GIVEN PROBLEM: Which lines hold the word "省级一等奖"? Copy each one.

============

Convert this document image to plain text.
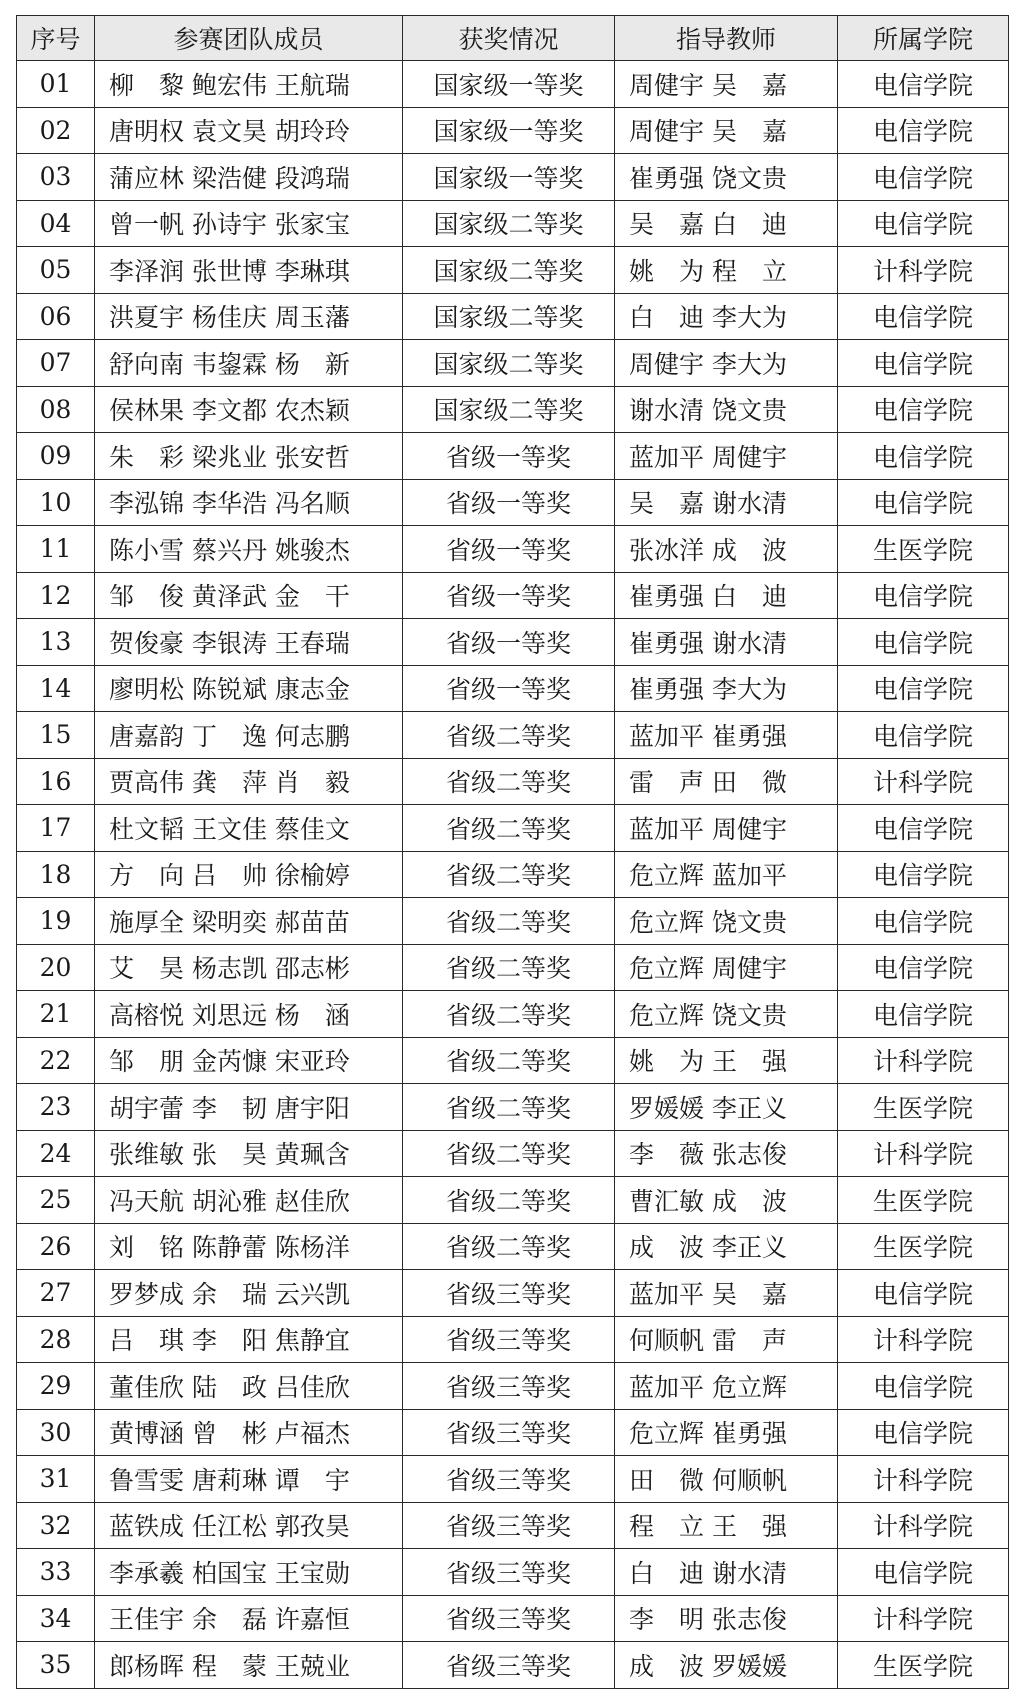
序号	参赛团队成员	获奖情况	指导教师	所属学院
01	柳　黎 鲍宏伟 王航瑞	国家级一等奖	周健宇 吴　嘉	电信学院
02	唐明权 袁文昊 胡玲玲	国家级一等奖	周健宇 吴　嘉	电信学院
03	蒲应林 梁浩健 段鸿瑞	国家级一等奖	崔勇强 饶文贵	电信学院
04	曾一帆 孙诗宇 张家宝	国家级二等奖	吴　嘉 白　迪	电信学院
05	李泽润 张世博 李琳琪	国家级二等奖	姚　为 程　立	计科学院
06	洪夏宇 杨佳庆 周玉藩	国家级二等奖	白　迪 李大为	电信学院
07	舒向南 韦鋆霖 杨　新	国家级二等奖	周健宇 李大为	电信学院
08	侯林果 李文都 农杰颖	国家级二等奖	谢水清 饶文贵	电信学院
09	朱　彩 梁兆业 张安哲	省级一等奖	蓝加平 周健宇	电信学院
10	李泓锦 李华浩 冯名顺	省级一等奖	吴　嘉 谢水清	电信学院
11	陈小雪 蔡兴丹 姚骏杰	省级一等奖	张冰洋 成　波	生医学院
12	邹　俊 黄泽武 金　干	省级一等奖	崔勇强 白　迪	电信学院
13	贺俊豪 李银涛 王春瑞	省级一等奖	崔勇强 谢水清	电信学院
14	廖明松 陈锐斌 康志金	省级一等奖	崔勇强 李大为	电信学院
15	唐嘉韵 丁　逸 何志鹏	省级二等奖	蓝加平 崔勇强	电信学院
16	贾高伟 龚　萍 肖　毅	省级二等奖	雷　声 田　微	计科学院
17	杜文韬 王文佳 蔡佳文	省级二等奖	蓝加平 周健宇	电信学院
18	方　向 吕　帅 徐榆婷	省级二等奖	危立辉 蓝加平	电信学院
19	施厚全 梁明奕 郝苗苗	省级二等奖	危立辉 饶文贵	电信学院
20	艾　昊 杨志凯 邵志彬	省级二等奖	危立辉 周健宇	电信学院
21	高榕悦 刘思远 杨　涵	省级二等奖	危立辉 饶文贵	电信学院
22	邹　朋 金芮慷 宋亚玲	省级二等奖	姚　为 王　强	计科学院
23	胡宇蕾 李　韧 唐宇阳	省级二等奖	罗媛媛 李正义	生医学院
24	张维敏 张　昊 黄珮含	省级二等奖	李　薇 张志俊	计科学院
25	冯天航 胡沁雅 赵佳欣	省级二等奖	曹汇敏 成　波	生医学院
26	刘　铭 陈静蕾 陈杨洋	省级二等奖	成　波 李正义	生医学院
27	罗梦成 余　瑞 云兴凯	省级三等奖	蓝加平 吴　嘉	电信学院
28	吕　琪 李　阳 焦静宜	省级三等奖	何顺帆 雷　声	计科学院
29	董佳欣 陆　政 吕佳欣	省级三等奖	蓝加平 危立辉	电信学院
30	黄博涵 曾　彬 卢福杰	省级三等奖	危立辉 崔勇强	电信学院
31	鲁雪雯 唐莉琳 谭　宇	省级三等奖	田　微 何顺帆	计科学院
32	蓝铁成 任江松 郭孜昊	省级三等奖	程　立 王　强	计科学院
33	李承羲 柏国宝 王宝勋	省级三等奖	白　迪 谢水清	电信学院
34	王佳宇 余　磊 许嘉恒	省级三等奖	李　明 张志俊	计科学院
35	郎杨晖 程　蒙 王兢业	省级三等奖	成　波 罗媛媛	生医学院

============

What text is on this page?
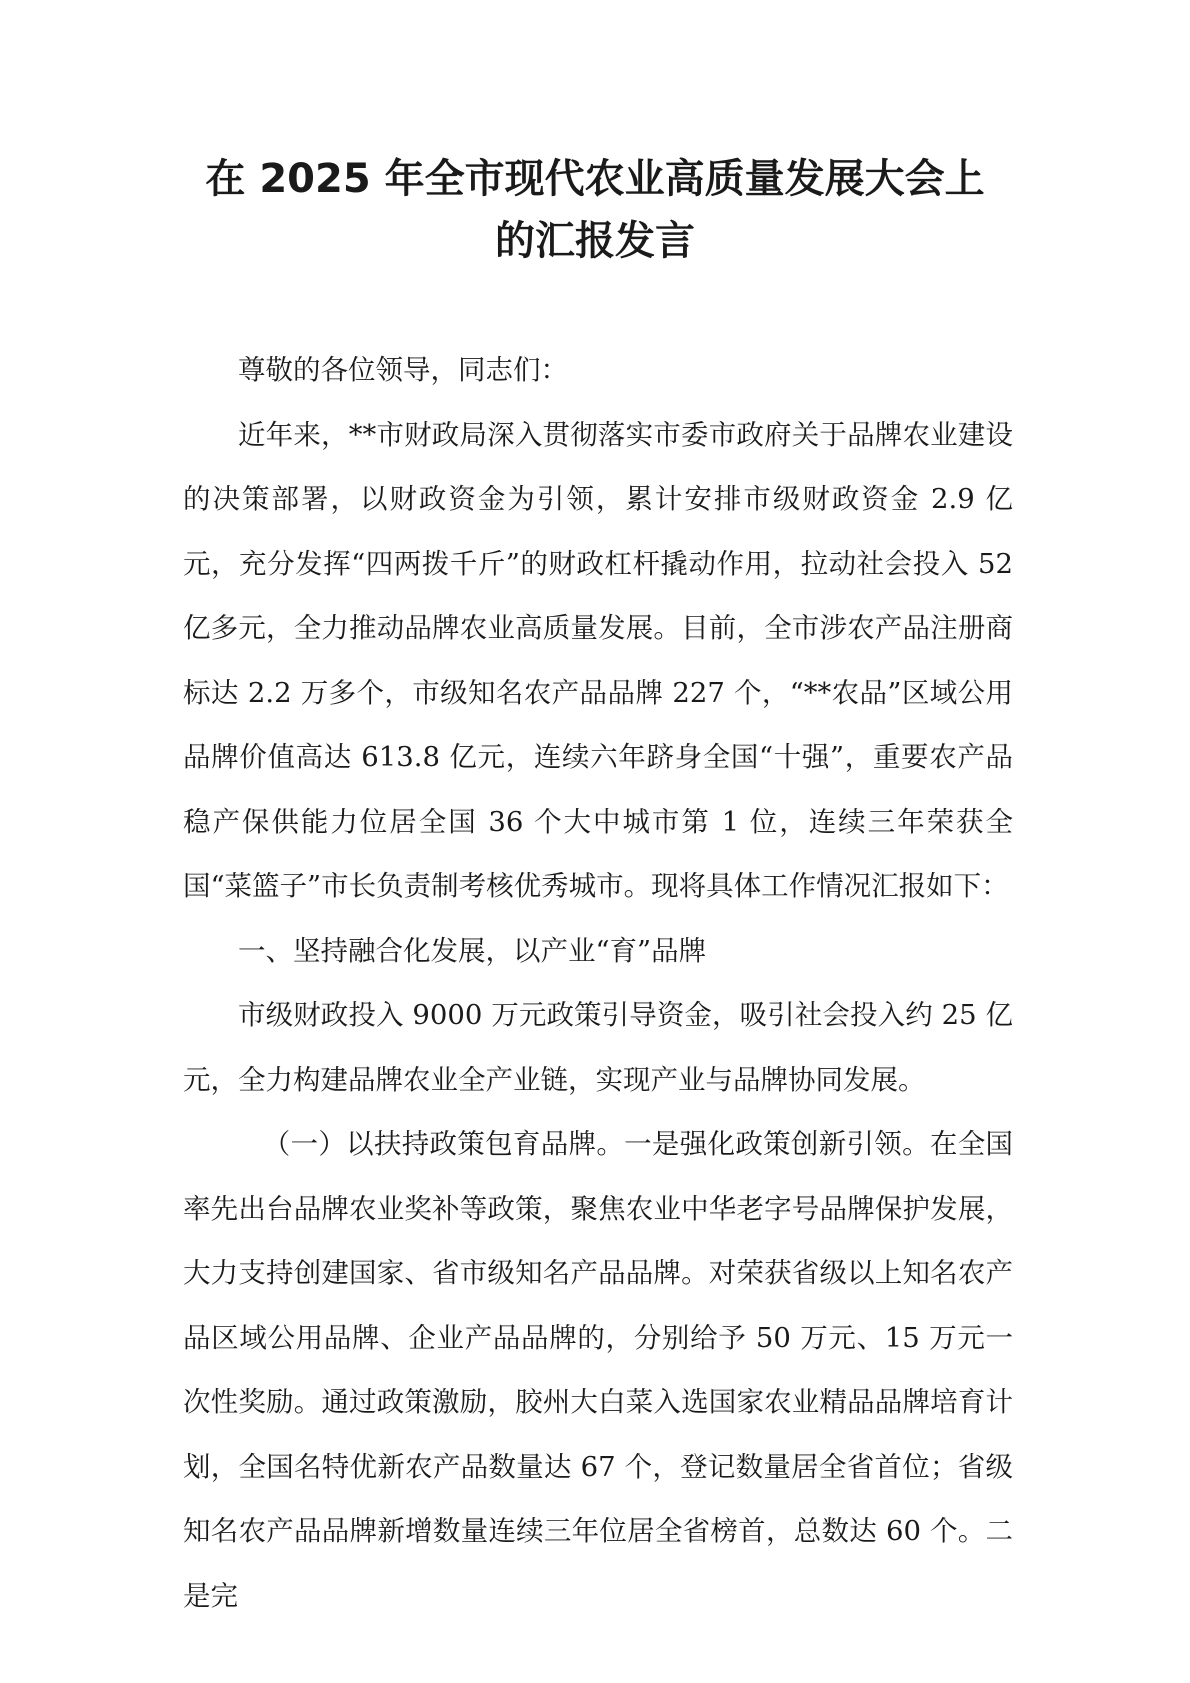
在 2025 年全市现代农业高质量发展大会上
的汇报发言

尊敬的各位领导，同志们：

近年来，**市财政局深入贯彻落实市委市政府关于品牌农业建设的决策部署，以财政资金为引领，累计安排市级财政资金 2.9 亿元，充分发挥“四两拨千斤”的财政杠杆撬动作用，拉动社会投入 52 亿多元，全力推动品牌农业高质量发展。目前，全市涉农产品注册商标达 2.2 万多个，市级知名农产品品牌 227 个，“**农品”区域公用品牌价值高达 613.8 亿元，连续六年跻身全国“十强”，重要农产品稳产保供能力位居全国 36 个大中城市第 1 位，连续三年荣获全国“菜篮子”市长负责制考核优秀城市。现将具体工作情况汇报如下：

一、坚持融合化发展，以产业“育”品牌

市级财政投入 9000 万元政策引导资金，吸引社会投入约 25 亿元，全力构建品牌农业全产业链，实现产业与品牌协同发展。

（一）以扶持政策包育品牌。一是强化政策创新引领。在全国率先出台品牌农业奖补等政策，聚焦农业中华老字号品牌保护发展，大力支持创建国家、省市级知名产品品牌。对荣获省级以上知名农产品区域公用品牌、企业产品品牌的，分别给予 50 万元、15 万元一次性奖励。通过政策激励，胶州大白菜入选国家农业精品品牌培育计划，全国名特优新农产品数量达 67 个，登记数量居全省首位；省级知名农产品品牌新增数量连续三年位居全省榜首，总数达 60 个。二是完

============

COMPLETE RESPONSE:
09	朱　彩 梁兆业 张安哲	省级一等奖	蓝加平 周健宇	电信学院
10	李泓锦 李华浩 冯名顺	省级一等奖	吴　嘉 谢水清	电信学院
11	陈小雪 蔡兴丹 姚骏杰	省级一等奖	张冰洋 成　波	生医学院
12	邹　俊 黄泽武 金　干	省级一等奖	崔勇强 白　迪	电信学院
13	贺俊豪 李银涛 王春瑞	省级一等奖	崔勇强 谢水清	电信学院
14	廖明松 陈锐斌 康志金	省级一等奖	崔勇强 李大为	电信学院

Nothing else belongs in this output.